Dataset rows about figures
========

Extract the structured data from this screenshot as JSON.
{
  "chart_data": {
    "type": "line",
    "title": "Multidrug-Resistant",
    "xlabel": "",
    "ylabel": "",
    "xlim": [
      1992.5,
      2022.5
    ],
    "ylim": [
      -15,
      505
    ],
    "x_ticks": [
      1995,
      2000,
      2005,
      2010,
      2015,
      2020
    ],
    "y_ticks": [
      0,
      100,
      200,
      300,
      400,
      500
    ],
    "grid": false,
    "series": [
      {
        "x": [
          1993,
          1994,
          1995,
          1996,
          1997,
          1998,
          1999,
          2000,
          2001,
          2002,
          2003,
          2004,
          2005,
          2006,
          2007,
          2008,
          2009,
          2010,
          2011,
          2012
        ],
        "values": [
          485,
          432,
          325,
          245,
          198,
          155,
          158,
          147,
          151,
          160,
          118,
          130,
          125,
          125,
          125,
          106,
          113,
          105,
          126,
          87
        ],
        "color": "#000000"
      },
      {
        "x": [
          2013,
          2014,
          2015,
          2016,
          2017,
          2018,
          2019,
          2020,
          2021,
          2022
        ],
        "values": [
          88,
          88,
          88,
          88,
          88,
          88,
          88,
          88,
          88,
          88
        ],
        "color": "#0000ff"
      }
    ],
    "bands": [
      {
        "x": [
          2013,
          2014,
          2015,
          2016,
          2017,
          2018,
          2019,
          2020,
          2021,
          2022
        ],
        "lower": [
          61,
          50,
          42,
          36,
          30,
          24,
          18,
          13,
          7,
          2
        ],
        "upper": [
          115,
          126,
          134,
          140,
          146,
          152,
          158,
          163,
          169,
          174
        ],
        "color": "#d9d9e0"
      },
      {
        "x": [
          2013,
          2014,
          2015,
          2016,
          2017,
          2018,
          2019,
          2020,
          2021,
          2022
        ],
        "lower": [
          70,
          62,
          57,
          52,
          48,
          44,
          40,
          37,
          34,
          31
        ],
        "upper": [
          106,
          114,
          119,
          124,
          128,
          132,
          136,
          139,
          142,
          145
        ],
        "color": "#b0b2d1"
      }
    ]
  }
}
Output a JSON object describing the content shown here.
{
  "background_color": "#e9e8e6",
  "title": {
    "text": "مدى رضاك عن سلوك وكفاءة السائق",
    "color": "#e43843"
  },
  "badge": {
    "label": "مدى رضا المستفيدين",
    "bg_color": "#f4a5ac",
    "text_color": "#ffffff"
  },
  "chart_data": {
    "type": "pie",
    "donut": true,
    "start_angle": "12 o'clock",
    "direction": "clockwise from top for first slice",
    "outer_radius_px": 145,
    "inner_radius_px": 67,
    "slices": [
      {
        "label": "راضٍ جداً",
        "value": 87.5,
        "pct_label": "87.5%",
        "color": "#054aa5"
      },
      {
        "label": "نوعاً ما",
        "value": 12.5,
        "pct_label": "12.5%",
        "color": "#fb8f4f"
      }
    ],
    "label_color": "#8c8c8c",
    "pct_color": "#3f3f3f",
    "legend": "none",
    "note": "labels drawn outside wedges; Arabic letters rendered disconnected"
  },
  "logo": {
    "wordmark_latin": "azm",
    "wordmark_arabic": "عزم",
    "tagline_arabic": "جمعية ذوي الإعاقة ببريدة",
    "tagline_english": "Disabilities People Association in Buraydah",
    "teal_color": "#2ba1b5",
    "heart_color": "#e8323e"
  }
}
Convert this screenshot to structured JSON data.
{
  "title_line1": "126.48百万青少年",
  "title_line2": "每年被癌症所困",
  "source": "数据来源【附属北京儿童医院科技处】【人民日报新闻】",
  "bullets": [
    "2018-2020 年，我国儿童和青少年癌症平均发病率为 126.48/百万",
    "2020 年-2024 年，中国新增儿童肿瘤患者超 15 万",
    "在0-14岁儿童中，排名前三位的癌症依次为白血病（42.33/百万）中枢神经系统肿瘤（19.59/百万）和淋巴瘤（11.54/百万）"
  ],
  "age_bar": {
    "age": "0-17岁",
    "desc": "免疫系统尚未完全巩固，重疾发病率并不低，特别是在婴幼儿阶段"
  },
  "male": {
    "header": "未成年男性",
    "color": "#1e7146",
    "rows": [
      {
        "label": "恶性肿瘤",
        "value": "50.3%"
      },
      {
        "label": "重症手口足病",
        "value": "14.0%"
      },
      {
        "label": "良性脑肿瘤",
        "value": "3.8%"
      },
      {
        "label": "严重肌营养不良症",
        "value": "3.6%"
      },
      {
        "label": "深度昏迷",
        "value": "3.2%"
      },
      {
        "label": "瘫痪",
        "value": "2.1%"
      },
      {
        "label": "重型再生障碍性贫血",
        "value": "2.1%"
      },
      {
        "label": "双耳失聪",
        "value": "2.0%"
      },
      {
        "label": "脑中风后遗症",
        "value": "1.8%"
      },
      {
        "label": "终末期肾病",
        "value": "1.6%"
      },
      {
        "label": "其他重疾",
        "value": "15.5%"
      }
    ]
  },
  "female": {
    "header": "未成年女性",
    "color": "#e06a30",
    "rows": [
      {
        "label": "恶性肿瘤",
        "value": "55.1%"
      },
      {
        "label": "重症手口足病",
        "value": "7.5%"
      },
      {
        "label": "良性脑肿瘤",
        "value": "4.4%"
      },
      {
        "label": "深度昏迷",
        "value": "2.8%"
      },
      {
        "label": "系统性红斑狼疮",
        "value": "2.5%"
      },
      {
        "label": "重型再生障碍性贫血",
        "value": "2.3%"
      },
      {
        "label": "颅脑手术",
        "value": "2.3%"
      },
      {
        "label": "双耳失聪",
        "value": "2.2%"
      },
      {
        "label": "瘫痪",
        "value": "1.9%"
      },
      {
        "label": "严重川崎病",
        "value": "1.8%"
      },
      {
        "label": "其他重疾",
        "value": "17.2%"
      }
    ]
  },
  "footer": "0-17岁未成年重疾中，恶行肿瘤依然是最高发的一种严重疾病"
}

========

Output each entry precisely as given.

Output below:
Extract the structured data from this screenshot as JSON.
{
  "chart_data": {
    "type": "line",
    "title": "Multidrug-Resistant",
    "xlabel": "",
    "ylabel": "",
    "xlim": [
      1992.5,
      2022.5
    ],
    "ylim": [
      -15,
      505
    ],
    "x_ticks": [
      1995,
      2000,
      2005,
      2010,
      2015,
      2020
    ],
    "y_ticks": [
      0,
      100,
      200,
      300,
      400,
      500
    ],
    "grid": false,
    "series": [
      {
        "x": [
          1993,
          1994,
          1995,
          1996,
          1997,
          1998,
          1999,
          2000,
          2001,
          2002,
          2003,
          2004,
          2005,
          2006,
          2007,
          2008,
          2009,
          2010,
          2011,
          2012
        ],
        "values": [
          485,
          432,
          325,
          245,
          198,
          155,
          158,
          147,
          151,
          160,
          118,
          130,
          125,
          125,
          125,
          106,
          113,
          105,
          126,
          87
        ],
        "color": "#000000"
      },
      {
        "x": [
          2013,
          2014,
          2015,
          2016,
          2017,
          2018,
          2019,
          2020,
          2021,
          2022
        ],
        "values": [
          88,
          88,
          88,
          88,
          88,
          88,
          88,
          88,
          88,
          88
        ],
        "color": "#0000ff"
      }
    ],
    "bands": [
      {
        "x": [
          2013,
          2014,
          2015,
          2016,
          2017,
          2018,
          2019,
          2020,
          2021,
          2022
        ],
        "lower": [
          61,
          50,
          42,
          36,
          30,
          24,
          18,
          13,
          7,
          2
        ],
        "upper": [
          115,
          126,
          134,
          140,
          146,
          152,
          158,
          163,
          169,
          174
        ],
        "color": "#d9d9e0"
      },
      {
        "x": [
          2013,
          2014,
          2015,
          2016,
          2017,
          2018,
          2019,
          2020,
          2021,
          2022
        ],
        "lower": [
          70,
          62,
          57,
          52,
          48,
          44,
          40,
          37,
          34,
          31
        ],
        "upper": [
          106,
          114,
          119,
          124,
          128,
          132,
          136,
          139,
          142,
          145
        ],
        "color": "#b0b2d1"
      }
    ]
  }
}
Output a JSON object describing the content shown here.
{
  "background_color": "#e9e8e6",
  "title": {
    "text": "مدى رضاك عن سلوك وكفاءة السائق",
    "color": "#e43843"
  },
  "badge": {
    "label": "مدى رضا المستفيدين",
    "bg_color": "#f4a5ac",
    "text_color": "#ffffff"
  },
  "chart_data": {
    "type": "pie",
    "donut": true,
    "start_angle": "12 o'clock",
    "direction": "clockwise from top for first slice",
    "outer_radius_px": 145,
    "inner_radius_px": 67,
    "slices": [
      {
        "label": "راضٍ جداً",
        "value": 87.5,
        "pct_label": "87.5%",
        "color": "#054aa5"
      },
      {
        "label": "نوعاً ما",
        "value": 12.5,
        "pct_label": "12.5%",
        "color": "#fb8f4f"
      }
    ],
    "label_color": "#8c8c8c",
    "pct_color": "#3f3f3f",
    "legend": "none",
    "note": "labels drawn outside wedges; Arabic letters rendered disconnected"
  },
  "logo": {
    "wordmark_latin": "azm",
    "wordmark_arabic": "عزم",
    "tagline_arabic": "جمعية ذوي الإعاقة ببريدة",
    "tagline_english": "Disabilities People Association in Buraydah",
    "teal_color": "#2ba1b5",
    "heart_color": "#e8323e"
  }
}
Convert this screenshot to structured JSON data.
{
  "title_line1": "126.48百万青少年",
  "title_line2": "每年被癌症所困",
  "source": "数据来源【附属北京儿童医院科技处】【人民日报新闻】",
  "bullets": [
    "2018-2020 年，我国儿童和青少年癌症平均发病率为 126.48/百万",
    "2020 年-2024 年，中国新增儿童肿瘤患者超 15 万",
    "在0-14岁儿童中，排名前三位的癌症依次为白血病（42.33/百万）中枢神经系统肿瘤（19.59/百万）和淋巴瘤（11.54/百万）"
  ],
  "age_bar": {
    "age": "0-17岁",
    "desc": "免疫系统尚未完全巩固，重疾发病率并不低，特别是在婴幼儿阶段"
  },
  "male": {
    "header": "未成年男性",
    "color": "#1e7146",
    "rows": [
      {
        "label": "恶性肿瘤",
        "value": "50.3%"
      },
      {
        "label": "重症手口足病",
        "value": "14.0%"
      },
      {
        "label": "良性脑肿瘤",
        "value": "3.8%"
      },
      {
        "label": "严重肌营养不良症",
        "value": "3.6%"
      },
      {
        "label": "深度昏迷",
        "value": "3.2%"
      },
      {
        "label": "瘫痪",
        "value": "2.1%"
      },
      {
        "label": "重型再生障碍性贫血",
        "value": "2.1%"
      },
      {
        "label": "双耳失聪",
        "value": "2.0%"
      },
      {
        "label": "脑中风后遗症",
        "value": "1.8%"
      },
      {
        "label": "终末期肾病",
        "value": "1.6%"
      },
      {
        "label": "其他重疾",
        "value": "15.5%"
      }
    ]
  },
  "female": {
    "header": "未成年女性",
    "color": "#e06a30",
    "rows": [
      {
        "label": "恶性肿瘤",
        "value": "55.1%"
      },
      {
        "label": "重症手口足病",
        "value": "7.5%"
      },
      {
        "label": "良性脑肿瘤",
        "value": "4.4%"
      },
      {
        "label": "深度昏迷",
        "value": "2.8%"
      },
      {
        "label": "系统性红斑狼疮",
        "value": "2.5%"
      },
      {
        "label": "重型再生障碍性贫血",
        "value": "2.3%"
      },
      {
        "label": "颅脑手术",
        "value": "2.3%"
      },
      {
        "label": "双耳失聪",
        "value": "2.2%"
      },
      {
        "label": "瘫痪",
        "value": "1.9%"
      },
      {
        "label": "严重川崎病",
        "value": "1.8%"
      },
      {
        "label": "其他重疾",
        "value": "17.2%"
      }
    ]
  },
  "footer": "0-17岁未成年重疾中，恶行肿瘤依然是最高发的一种严重疾病"
}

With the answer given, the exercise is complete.